**PAGE**
● ● ● ● ● ● ●

Anders Levermann on geopolitics of climate change  Professor at Germany's Potsdam Institute for Climate Impact Research, Anders Levermann's interests range from monsoon in India to glacier melt in Antarctica. He has contributed to the fourth assessment report of the Intergovernmental Panel on Climate Change released last year. He talks to Mario D'Souza on the geopolitics of climate change

Climate change is for real
The indicators state the obvious. The global mean temperature is increasing, glaciers and sea ice in the Arctic are retreating and sea levels are rising.

Tipping point
Tipping point refers to a critical threshold, a point at which even a tiny change in a system can have large and long-term consequences. In case of climate, the change we see appears to occur at a slow and gradual pace on human time scales.But in some cases, human activities may induce an abrupt and irreversible change. Scientists have identified nine such elements that are sensitive or may tip in response to anthropogenic-induced climate changes. Of the nine, the Arctic sea-ice and Greenland Ice Sheet sub-systems have been identified as the two most sensitive tipping elements.

Not anthropogenic?

● ● ● ● ● ● ●

**DATA**
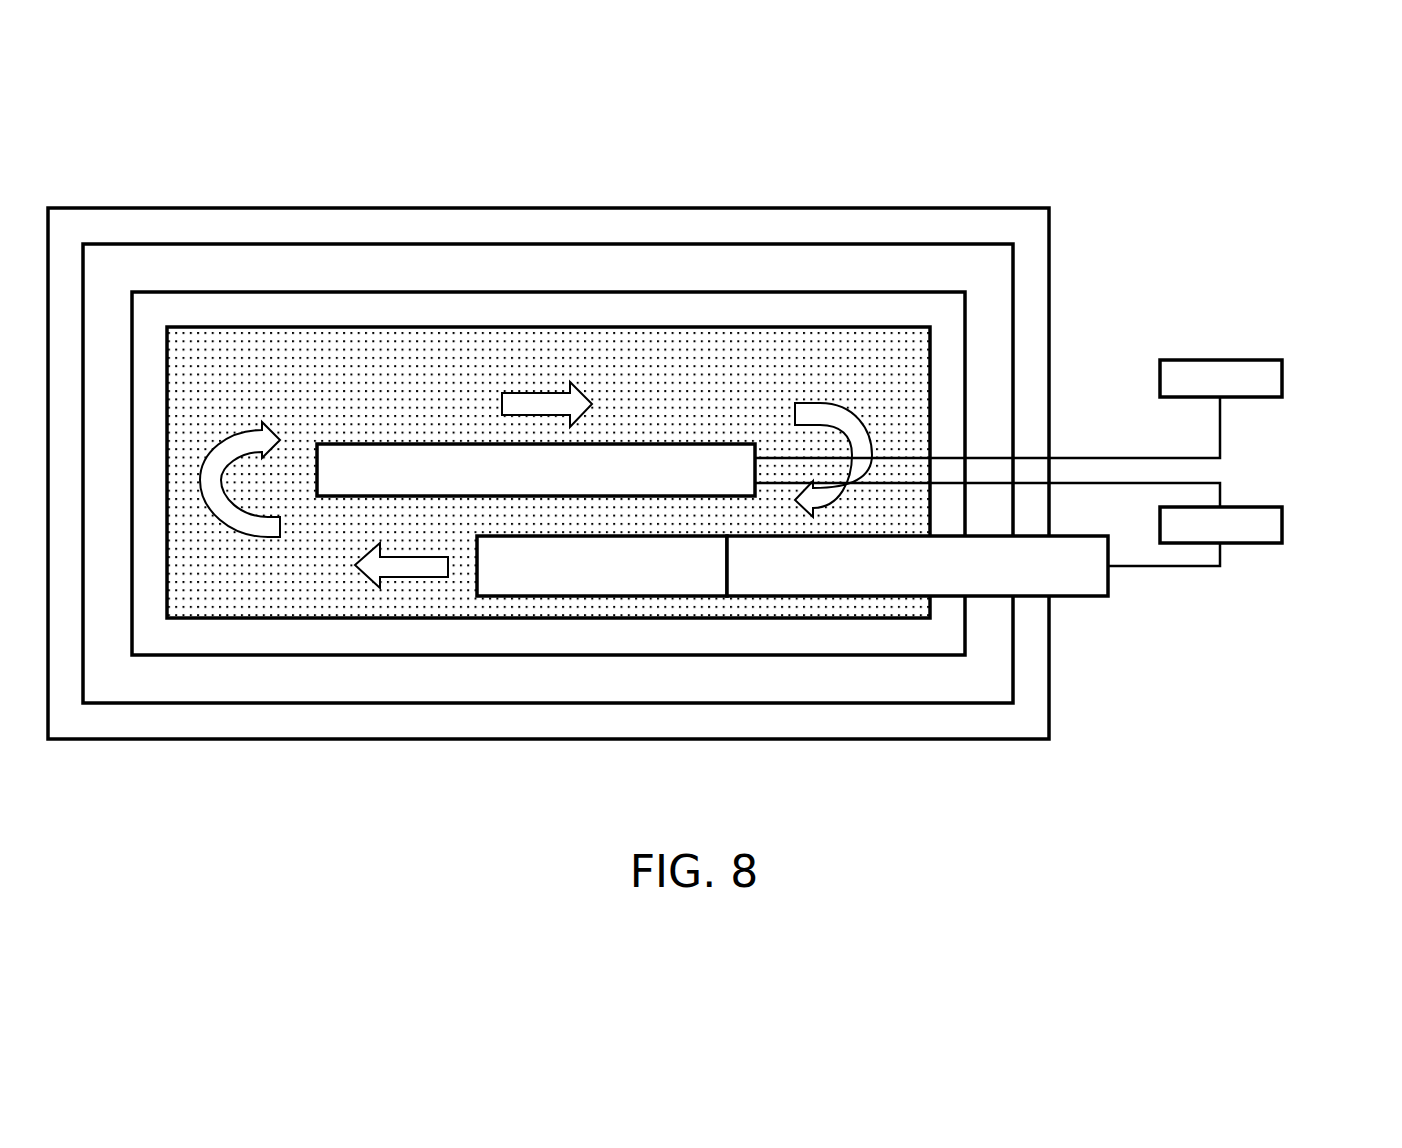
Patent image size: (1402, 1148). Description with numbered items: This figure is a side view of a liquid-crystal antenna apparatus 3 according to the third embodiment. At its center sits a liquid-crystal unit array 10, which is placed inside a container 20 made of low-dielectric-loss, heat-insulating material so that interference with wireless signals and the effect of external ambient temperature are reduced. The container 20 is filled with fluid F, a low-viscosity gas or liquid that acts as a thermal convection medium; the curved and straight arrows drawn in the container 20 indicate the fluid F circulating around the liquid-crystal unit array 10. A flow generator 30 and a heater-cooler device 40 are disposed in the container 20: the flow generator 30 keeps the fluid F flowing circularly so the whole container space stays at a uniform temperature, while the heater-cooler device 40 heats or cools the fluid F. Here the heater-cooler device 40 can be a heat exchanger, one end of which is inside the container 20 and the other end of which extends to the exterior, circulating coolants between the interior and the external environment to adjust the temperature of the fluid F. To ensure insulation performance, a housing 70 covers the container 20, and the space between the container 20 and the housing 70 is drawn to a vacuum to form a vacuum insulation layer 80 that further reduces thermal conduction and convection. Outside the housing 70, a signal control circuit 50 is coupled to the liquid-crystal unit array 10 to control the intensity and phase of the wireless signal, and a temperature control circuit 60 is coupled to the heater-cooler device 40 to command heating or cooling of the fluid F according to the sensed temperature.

● ● ● ● ● ● ●

Continue the piece on the geopolitics of climate change from its last line, writing the section under the heading "Not anthropogenic?".

**OUTPUT OF THE EXERCISE**
A molecule of carbon dioxide would be my counter argument to those who say climate change is not due to anthropogenic activities. We can calculate the molecule's absorption spectra (amount of radiation absorbed by the molecule), which gives the greenhouse effect (when an atmospheric gas molecule like carbon dioxide absorbs radiation, it traps a part of the radiation, which leads to warming, called the greenhouse effect). So we don't need any assumptions here.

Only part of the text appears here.